* **Exercise description**: Print the records below exactly as they appear.

* **Records for the task**:
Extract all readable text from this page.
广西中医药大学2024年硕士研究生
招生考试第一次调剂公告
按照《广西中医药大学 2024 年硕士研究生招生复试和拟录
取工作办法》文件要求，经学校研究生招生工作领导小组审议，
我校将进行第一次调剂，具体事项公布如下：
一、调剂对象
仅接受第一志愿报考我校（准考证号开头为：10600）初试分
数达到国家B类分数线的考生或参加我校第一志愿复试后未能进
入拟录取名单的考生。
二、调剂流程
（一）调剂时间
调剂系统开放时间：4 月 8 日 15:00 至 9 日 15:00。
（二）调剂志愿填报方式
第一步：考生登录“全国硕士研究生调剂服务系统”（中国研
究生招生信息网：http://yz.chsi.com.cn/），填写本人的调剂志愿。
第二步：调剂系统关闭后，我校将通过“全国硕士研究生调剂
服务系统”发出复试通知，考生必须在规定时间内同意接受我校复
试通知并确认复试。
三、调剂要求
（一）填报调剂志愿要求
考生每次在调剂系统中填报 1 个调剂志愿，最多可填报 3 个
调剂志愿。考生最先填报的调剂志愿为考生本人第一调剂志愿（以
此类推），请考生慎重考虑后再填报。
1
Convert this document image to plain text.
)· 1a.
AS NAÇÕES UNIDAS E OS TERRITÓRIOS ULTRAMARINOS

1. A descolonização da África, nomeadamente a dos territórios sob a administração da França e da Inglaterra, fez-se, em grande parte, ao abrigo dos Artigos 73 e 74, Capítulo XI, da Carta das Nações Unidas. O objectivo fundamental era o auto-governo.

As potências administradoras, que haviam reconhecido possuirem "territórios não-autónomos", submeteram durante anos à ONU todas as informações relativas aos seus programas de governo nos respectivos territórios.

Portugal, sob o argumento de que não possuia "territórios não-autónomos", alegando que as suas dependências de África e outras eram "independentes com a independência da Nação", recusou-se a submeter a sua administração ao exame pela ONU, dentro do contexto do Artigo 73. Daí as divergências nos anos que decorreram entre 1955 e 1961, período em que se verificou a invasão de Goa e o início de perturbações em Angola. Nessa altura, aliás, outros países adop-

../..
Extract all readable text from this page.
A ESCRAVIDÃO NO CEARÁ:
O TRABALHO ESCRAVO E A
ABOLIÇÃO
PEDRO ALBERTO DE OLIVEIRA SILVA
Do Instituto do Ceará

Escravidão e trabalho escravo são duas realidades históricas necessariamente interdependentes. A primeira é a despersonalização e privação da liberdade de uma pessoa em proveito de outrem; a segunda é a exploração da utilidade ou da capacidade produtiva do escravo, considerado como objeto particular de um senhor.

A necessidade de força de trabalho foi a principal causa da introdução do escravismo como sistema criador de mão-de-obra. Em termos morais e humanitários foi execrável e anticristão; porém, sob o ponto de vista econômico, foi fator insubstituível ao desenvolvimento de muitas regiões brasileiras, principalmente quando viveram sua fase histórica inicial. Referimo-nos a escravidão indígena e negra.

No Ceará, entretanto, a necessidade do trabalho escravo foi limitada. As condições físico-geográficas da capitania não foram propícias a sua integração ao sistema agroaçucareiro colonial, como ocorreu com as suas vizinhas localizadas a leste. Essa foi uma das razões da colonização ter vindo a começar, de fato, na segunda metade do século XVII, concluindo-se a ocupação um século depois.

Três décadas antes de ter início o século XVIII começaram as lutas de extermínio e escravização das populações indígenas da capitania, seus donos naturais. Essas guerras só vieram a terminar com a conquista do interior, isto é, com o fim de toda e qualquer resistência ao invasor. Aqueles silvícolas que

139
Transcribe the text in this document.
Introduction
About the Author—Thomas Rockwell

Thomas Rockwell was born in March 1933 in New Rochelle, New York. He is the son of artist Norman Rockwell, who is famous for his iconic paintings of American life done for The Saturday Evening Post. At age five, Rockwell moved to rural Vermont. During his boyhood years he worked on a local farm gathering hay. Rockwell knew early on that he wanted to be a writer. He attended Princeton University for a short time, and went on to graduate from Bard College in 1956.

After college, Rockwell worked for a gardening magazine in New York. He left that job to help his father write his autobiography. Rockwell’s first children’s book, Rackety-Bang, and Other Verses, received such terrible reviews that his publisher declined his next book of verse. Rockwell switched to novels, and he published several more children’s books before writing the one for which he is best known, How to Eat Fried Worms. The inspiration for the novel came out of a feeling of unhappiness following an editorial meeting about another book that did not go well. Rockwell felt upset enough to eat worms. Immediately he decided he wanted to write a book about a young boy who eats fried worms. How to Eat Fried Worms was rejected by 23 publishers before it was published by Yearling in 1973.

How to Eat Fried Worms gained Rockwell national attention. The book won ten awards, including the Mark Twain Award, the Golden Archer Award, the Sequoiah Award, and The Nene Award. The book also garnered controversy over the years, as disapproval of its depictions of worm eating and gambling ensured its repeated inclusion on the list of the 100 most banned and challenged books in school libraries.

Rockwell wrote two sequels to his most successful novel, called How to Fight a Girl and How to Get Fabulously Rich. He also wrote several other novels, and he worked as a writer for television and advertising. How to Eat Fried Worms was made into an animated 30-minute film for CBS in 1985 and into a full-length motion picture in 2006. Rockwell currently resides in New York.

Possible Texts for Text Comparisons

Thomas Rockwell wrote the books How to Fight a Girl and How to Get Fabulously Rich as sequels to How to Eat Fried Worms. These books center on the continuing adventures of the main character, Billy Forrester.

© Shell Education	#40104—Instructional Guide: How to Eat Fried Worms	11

* **Response to the task**:
Extract all readable text from this page.
广西中医药大学2024年硕士研究生
招生考试第一次调剂公告
按照《广西中医药大学 2024 年硕士研究生招生复试和拟录
取工作办法》文件要求，经学校研究生招生工作领导小组审议，
我校将进行第一次调剂，具体事项公布如下：
一、调剂对象
仅接受第一志愿报考我校（准考证号开头为：10600）初试分
数达到国家B类分数线的考生或参加我校第一志愿复试后未能进
入拟录取名单的考生。
二、调剂流程
（一）调剂时间
调剂系统开放时间：4 月 8 日 15:00 至 9 日 15:00。
（二）调剂志愿填报方式
第一步：考生登录“全国硕士研究生调剂服务系统”（中国研
究生招生信息网：http://yz.chsi.com.cn/），填写本人的调剂志愿。
第二步：调剂系统关闭后，我校将通过“全国硕士研究生调剂
服务系统”发出复试通知，考生必须在规定时间内同意接受我校复
试通知并确认复试。
三、调剂要求
（一）填报调剂志愿要求
考生每次在调剂系统中填报 1 个调剂志愿，最多可填报 3 个
调剂志愿。考生最先填报的调剂志愿为考生本人第一调剂志愿（以
此类推），请考生慎重考虑后再填报。
1
Convert this document image to plain text.
)· 1a.
AS NAÇÕES UNIDAS E OS TERRITÓRIOS ULTRAMARINOS

1. A descolonização da África, nomeadamente a dos territórios sob a administração da França e da Inglaterra, fez-se, em grande parte, ao abrigo dos Artigos 73 e 74, Capítulo XI, da Carta das Nações Unidas. O objectivo fundamental era o auto-governo.

As potências administradoras, que haviam reconhecido possuirem "territórios não-autónomos", submeteram durante anos à ONU todas as informações relativas aos seus programas de governo nos respectivos territórios.

Portugal, sob o argumento de que não possuia "territórios não-autónomos", alegando que as suas dependências de África e outras eram "independentes com a independência da Nação", recusou-se a submeter a sua administração ao exame pela ONU, dentro do contexto do Artigo 73. Daí as divergências nos anos que decorreram entre 1955 e 1961, período em que se verificou a invasão de Goa e o início de perturbações em Angola. Nessa altura, aliás, outros países adop-

../..
Extract all readable text from this page.
A ESCRAVIDÃO NO CEARÁ:
O TRABALHO ESCRAVO E A
ABOLIÇÃO
PEDRO ALBERTO DE OLIVEIRA SILVA
Do Instituto do Ceará

Escravidão e trabalho escravo são duas realidades históricas necessariamente interdependentes. A primeira é a despersonalização e privação da liberdade de uma pessoa em proveito de outrem; a segunda é a exploração da utilidade ou da capacidade produtiva do escravo, considerado como objeto particular de um senhor.

A necessidade de força de trabalho foi a principal causa da introdução do escravismo como sistema criador de mão-de-obra. Em termos morais e humanitários foi execrável e anticristão; porém, sob o ponto de vista econômico, foi fator insubstituível ao desenvolvimento de muitas regiões brasileiras, principalmente quando viveram sua fase histórica inicial. Referimo-nos a escravidão indígena e negra.

No Ceará, entretanto, a necessidade do trabalho escravo foi limitada. As condições físico-geográficas da capitania não foram propícias a sua integração ao sistema agroaçucareiro colonial, como ocorreu com as suas vizinhas localizadas a leste. Essa foi uma das razões da colonização ter vindo a começar, de fato, na segunda metade do século XVII, concluindo-se a ocupação um século depois.

Três décadas antes de ter início o século XVIII começaram as lutas de extermínio e escravização das populações indígenas da capitania, seus donos naturais. Essas guerras só vieram a terminar com a conquista do interior, isto é, com o fim de toda e qualquer resistência ao invasor. Aqueles silvícolas que

139
Transcribe the text in this document.
Introduction
About the Author—Thomas Rockwell

Thomas Rockwell was born in March 1933 in New Rochelle, New York. He is the son of artist Norman Rockwell, who is famous for his iconic paintings of American life done for The Saturday Evening Post. At age five, Rockwell moved to rural Vermont. During his boyhood years he worked on a local farm gathering hay. Rockwell knew early on that he wanted to be a writer. He attended Princeton University for a short time, and went on to graduate from Bard College in 1956.

After college, Rockwell worked for a gardening magazine in New York. He left that job to help his father write his autobiography. Rockwell’s first children’s book, Rackety-Bang, and Other Verses, received such terrible reviews that his publisher declined his next book of verse. Rockwell switched to novels, and he published several more children’s books before writing the one for which he is best known, How to Eat Fried Worms. The inspiration for the novel came out of a feeling of unhappiness following an editorial meeting about another book that did not go well. Rockwell felt upset enough to eat worms. Immediately he decided he wanted to write a book about a young boy who eats fried worms. How to Eat Fried Worms was rejected by 23 publishers before it was published by Yearling in 1973.

How to Eat Fried Worms gained Rockwell national attention. The book won ten awards, including the Mark Twain Award, the Golden Archer Award, the Sequoiah Award, and The Nene Award. The book also garnered controversy over the years, as disapproval of its depictions of worm eating and gambling ensured its repeated inclusion on the list of the 100 most banned and challenged books in school libraries.

Rockwell wrote two sequels to his most successful novel, called How to Fight a Girl and How to Get Fabulously Rich. He also wrote several other novels, and he worked as a writer for television and advertising. How to Eat Fried Worms was made into an animated 30-minute film for CBS in 1985 and into a full-length motion picture in 2006. Rockwell currently resides in New York.

Possible Texts for Text Comparisons

Thomas Rockwell wrote the books How to Fight a Girl and How to Get Fabulously Rich as sequels to How to Eat Fried Worms. These books center on the continuing adventures of the main character, Billy Forrester.

© Shell Education	#40104—Instructional Guide: How to Eat Fried Worms	11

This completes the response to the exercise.